SUPPLIED INFORMATION:
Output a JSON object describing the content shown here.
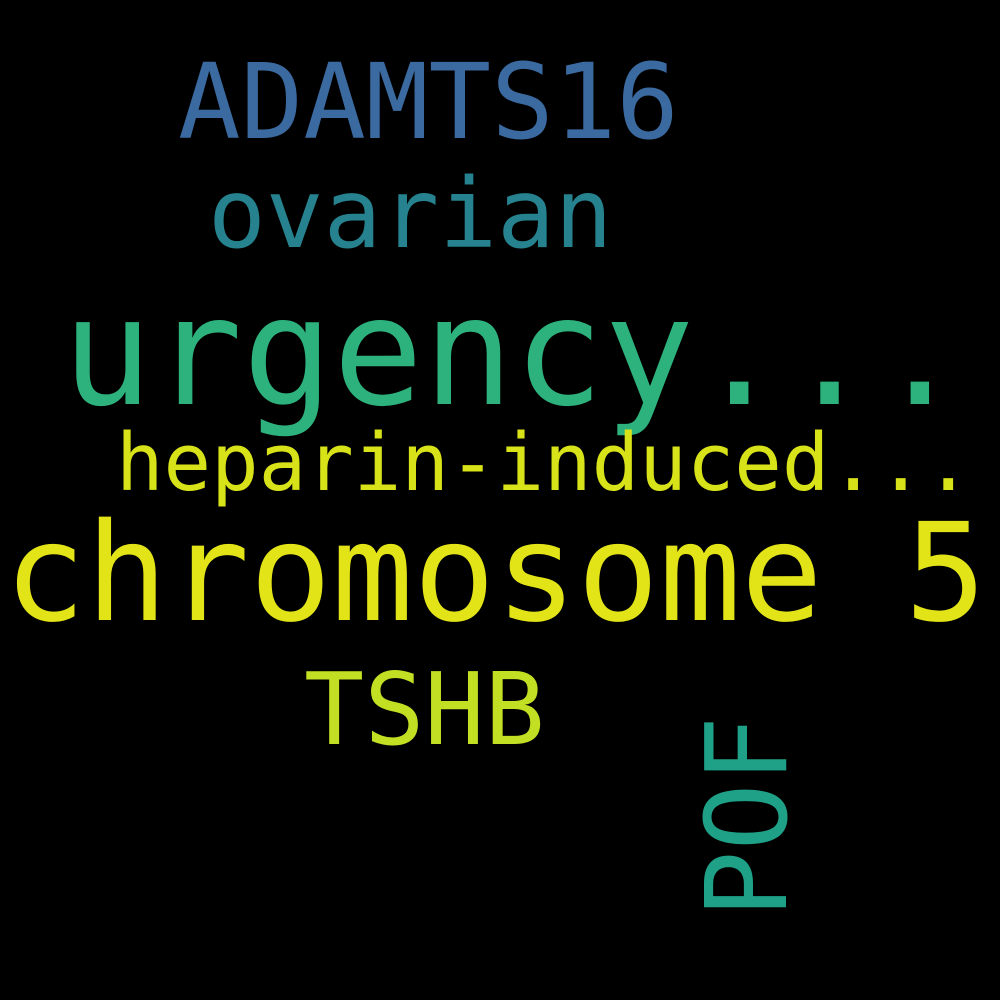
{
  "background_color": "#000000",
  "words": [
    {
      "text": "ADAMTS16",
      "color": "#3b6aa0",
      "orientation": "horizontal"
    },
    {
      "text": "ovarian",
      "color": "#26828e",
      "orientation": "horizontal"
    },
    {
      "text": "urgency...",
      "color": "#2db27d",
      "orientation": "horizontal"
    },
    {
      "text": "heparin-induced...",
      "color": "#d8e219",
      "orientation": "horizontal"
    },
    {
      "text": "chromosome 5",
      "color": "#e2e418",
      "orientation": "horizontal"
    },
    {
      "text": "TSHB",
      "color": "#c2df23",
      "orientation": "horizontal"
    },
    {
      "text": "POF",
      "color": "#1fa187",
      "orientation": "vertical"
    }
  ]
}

---

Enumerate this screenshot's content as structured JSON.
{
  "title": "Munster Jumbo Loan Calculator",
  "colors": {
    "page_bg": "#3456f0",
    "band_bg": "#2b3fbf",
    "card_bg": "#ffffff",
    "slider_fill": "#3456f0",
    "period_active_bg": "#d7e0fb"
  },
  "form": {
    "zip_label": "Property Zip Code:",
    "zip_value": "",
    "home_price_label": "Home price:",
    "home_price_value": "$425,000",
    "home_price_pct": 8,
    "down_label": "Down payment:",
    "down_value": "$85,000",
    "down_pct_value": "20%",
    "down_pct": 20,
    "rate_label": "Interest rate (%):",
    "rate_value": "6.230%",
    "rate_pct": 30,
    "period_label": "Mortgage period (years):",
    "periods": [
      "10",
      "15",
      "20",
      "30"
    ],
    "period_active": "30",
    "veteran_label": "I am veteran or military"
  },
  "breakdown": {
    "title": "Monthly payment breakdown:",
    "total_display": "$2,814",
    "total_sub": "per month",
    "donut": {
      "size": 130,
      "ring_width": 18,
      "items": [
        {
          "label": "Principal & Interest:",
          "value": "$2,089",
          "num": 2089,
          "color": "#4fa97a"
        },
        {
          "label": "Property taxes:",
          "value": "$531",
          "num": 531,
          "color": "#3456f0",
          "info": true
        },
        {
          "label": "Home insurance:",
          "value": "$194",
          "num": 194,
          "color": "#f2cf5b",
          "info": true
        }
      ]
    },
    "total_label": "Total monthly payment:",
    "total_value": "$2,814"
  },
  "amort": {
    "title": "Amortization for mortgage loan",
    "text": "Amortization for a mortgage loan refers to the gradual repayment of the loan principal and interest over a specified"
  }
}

REQUIREMENTS: Where a line in the entries holds the word "Amortization", copy that line.

FINISHED TASK:
    "title": "Amortization for mortgage loan",
    "text": "Amortization for a mortgage loan refers to the gradual repayment of the loan principal and interest over a specified"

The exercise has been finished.